* [Exercise goal]
Look for the word "JSON" in the entries below, then copy every line that has it.

* [Data shown]
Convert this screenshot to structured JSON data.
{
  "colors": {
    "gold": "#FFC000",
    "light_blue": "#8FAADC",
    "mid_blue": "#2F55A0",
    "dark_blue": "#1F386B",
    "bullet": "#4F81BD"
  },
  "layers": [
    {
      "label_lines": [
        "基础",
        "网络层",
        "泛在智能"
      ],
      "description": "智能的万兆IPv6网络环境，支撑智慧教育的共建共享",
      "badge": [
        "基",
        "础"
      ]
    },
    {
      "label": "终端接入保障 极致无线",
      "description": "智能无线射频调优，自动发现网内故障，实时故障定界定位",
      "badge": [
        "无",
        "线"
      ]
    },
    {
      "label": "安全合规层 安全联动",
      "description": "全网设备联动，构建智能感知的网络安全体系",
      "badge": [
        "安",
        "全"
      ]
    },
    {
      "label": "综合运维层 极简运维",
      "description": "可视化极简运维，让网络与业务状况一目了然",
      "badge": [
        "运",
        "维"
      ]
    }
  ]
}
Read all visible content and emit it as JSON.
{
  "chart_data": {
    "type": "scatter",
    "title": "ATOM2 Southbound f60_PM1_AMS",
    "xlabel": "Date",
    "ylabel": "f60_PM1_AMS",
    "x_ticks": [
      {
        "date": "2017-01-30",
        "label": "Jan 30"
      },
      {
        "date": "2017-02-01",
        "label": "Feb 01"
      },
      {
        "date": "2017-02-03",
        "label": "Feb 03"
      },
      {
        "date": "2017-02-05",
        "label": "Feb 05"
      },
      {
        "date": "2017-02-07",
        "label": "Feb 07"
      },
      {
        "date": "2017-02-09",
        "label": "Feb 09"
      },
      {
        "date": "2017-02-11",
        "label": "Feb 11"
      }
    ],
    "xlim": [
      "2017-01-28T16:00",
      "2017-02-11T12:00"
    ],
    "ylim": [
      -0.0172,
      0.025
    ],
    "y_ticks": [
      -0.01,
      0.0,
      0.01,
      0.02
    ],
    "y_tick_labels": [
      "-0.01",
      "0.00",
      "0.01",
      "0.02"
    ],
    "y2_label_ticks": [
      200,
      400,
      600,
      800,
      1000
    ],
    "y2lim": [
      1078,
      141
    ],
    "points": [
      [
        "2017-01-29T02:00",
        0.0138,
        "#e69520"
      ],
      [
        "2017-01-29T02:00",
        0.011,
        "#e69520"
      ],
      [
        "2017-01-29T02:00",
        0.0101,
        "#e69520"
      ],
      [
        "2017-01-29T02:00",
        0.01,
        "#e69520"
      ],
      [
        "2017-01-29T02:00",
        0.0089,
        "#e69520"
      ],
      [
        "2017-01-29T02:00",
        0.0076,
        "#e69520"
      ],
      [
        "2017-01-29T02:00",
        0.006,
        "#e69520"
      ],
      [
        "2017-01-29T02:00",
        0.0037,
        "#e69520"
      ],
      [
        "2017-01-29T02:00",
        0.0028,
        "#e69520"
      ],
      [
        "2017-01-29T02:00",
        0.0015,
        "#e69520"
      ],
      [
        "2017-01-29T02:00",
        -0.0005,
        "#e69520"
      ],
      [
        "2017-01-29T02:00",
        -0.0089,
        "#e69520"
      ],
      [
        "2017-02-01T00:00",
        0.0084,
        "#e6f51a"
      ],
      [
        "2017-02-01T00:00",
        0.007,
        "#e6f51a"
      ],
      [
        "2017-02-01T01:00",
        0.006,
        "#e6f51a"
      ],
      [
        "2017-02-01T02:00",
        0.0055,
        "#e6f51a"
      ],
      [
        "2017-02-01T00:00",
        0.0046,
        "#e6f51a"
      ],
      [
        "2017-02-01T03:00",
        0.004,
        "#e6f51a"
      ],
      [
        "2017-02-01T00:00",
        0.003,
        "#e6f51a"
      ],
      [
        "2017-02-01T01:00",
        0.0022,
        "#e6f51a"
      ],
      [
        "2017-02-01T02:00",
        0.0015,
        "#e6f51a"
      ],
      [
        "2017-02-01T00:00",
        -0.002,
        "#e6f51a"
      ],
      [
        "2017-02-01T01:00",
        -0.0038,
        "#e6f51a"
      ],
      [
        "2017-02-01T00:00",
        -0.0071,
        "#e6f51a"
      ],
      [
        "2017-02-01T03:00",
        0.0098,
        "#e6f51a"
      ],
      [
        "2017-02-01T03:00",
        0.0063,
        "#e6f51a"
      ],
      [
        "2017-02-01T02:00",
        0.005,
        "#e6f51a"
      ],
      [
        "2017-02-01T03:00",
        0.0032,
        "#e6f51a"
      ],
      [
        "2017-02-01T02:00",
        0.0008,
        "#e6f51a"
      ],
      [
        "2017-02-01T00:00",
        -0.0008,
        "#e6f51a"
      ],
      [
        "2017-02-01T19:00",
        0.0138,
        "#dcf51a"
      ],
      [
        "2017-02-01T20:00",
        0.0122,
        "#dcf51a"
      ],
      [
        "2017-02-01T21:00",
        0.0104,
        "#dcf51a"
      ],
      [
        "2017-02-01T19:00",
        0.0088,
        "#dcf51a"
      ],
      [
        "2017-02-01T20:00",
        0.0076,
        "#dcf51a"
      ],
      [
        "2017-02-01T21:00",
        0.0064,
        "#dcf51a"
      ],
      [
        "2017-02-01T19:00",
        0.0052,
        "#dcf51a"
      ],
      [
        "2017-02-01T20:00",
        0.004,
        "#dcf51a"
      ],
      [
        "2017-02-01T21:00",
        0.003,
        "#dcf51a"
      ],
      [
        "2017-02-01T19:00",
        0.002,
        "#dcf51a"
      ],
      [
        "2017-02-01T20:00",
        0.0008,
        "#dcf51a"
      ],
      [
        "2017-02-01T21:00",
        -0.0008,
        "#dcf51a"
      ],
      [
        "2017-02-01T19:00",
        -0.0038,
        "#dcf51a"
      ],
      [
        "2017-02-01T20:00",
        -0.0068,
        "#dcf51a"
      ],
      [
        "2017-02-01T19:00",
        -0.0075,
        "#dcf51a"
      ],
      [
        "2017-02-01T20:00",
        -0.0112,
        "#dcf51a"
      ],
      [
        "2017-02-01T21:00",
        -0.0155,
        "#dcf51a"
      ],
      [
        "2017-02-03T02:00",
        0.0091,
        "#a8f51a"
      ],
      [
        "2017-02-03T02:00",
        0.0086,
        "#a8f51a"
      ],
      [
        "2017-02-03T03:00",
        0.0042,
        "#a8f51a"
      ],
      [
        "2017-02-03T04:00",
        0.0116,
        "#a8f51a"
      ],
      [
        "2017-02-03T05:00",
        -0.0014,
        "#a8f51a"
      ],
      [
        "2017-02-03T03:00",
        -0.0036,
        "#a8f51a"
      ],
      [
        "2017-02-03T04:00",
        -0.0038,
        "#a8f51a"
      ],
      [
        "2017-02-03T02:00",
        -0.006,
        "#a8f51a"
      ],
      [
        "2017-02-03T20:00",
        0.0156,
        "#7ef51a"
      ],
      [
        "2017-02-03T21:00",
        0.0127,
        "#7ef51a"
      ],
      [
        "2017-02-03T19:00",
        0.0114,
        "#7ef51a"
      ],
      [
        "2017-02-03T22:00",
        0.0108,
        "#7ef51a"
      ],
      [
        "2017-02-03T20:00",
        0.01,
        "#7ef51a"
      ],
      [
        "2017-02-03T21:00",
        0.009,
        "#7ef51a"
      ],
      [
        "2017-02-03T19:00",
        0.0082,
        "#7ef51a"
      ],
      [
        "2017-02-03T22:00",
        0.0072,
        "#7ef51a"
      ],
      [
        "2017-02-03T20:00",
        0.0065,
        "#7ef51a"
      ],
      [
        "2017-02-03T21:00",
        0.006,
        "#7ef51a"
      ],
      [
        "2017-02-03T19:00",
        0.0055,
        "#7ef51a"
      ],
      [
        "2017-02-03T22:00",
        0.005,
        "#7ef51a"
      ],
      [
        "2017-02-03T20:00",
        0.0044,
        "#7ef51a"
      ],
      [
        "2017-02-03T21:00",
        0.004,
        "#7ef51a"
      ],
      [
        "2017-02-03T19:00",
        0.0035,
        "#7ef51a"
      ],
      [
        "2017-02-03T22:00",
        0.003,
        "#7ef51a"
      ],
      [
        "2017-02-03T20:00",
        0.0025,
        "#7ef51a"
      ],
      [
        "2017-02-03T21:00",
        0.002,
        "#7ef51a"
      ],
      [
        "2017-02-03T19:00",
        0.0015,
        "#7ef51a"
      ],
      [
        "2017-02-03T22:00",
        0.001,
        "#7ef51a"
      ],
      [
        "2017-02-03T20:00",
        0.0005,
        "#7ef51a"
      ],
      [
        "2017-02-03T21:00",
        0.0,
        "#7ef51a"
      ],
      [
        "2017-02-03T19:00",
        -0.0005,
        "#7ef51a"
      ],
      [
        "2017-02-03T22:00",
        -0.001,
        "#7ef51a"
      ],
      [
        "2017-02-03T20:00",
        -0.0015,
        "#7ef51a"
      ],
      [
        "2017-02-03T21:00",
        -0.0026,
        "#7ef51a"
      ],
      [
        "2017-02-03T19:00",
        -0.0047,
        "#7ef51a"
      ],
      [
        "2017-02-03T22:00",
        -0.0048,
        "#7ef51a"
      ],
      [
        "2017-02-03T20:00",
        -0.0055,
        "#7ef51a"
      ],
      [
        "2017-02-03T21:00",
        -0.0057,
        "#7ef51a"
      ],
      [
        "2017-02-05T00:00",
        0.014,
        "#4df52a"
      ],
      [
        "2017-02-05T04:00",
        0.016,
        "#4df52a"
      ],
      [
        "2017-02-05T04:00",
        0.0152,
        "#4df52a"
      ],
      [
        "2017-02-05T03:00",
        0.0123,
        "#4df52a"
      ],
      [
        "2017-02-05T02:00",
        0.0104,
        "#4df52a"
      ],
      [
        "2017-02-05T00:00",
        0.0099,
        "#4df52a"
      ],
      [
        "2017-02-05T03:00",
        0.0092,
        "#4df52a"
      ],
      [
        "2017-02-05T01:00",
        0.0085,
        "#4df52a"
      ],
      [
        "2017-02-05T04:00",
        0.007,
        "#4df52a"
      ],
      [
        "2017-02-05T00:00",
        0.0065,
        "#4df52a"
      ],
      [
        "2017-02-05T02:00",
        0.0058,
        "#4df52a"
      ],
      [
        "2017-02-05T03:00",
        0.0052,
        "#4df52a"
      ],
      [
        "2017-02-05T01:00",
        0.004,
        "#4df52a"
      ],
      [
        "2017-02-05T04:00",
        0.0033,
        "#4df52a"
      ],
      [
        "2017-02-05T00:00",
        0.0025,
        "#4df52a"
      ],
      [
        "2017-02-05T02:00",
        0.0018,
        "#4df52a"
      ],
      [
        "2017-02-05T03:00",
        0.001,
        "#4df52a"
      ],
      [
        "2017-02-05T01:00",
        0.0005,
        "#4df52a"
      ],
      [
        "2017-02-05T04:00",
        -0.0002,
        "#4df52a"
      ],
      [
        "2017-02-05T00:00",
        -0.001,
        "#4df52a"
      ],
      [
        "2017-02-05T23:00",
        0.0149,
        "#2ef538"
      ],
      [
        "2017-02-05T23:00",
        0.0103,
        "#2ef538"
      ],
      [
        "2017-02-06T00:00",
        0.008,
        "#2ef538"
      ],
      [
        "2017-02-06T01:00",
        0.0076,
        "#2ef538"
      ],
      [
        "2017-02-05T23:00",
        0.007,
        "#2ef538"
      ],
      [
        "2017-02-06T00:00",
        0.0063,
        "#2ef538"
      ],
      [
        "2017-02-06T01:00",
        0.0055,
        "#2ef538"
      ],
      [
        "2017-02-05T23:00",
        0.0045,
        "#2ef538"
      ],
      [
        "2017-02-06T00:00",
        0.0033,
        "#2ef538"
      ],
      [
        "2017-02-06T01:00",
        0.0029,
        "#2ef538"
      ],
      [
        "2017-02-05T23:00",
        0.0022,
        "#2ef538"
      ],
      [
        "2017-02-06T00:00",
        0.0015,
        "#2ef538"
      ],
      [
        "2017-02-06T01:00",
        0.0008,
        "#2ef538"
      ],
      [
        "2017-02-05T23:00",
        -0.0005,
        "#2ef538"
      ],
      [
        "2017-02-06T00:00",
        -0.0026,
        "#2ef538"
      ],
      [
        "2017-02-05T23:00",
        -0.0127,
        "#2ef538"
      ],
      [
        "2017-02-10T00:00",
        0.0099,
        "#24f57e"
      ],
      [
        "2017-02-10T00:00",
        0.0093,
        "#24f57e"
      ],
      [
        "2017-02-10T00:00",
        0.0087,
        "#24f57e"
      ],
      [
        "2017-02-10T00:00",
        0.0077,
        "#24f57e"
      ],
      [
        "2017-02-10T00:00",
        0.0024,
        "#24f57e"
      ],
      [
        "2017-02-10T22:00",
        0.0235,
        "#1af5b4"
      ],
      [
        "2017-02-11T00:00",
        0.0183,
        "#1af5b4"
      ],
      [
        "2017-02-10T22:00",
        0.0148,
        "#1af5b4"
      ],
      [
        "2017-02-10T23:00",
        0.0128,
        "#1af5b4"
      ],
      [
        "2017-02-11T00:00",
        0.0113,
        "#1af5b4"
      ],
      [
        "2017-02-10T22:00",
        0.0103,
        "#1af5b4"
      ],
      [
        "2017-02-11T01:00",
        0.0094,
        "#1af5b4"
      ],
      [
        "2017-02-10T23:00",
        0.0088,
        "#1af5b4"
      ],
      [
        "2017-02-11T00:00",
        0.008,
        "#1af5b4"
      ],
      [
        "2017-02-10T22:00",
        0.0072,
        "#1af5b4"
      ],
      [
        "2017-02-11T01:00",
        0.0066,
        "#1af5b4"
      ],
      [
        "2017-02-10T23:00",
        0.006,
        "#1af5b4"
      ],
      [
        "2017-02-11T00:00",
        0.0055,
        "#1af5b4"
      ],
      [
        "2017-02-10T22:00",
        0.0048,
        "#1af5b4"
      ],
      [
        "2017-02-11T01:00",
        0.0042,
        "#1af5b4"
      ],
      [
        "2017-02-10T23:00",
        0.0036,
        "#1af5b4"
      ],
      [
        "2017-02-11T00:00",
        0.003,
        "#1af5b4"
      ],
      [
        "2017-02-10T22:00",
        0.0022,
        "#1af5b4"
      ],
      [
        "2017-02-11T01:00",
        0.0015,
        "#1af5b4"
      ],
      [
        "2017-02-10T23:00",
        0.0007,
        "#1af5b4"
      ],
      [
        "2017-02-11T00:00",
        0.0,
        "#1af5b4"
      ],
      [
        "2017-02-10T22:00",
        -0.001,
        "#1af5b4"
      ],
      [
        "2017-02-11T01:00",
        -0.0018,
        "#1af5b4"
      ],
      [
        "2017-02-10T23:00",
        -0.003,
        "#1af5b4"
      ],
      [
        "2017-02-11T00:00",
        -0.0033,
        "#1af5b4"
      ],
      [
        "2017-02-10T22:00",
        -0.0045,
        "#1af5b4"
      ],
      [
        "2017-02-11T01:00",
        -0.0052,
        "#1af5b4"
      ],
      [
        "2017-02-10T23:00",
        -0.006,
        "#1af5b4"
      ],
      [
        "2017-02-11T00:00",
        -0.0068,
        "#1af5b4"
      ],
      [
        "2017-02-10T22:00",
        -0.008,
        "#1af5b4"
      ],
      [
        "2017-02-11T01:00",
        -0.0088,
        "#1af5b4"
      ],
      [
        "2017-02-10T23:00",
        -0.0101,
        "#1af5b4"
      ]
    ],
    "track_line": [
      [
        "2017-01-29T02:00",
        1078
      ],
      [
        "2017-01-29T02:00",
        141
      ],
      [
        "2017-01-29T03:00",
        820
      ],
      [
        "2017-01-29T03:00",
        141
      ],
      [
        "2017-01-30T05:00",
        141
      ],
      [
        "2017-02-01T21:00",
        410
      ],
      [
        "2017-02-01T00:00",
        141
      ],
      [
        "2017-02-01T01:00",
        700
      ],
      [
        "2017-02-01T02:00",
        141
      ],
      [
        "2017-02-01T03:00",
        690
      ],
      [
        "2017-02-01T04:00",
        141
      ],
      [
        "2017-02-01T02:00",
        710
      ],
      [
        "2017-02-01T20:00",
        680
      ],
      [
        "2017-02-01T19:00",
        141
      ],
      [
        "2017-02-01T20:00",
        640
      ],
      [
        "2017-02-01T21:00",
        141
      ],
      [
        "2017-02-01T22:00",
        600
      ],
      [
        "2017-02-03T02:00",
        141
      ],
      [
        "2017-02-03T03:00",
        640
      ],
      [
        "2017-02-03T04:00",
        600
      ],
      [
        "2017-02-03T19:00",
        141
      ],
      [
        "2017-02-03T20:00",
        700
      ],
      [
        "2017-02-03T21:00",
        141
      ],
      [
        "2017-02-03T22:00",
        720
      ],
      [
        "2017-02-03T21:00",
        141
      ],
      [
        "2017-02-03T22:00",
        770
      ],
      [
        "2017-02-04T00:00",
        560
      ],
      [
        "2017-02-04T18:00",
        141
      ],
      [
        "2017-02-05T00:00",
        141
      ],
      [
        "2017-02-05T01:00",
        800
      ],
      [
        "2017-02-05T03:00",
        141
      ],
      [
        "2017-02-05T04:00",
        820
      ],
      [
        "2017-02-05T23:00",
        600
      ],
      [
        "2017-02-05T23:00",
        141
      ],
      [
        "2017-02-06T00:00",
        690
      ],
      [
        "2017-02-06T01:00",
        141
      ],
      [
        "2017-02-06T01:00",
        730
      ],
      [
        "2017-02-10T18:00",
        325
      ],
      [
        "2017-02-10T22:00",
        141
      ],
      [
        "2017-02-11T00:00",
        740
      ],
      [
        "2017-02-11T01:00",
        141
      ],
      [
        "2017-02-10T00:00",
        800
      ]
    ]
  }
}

* [Result of this task]
Convert this screenshot to structured JSON data.
Read all visible content and emit it as JSON.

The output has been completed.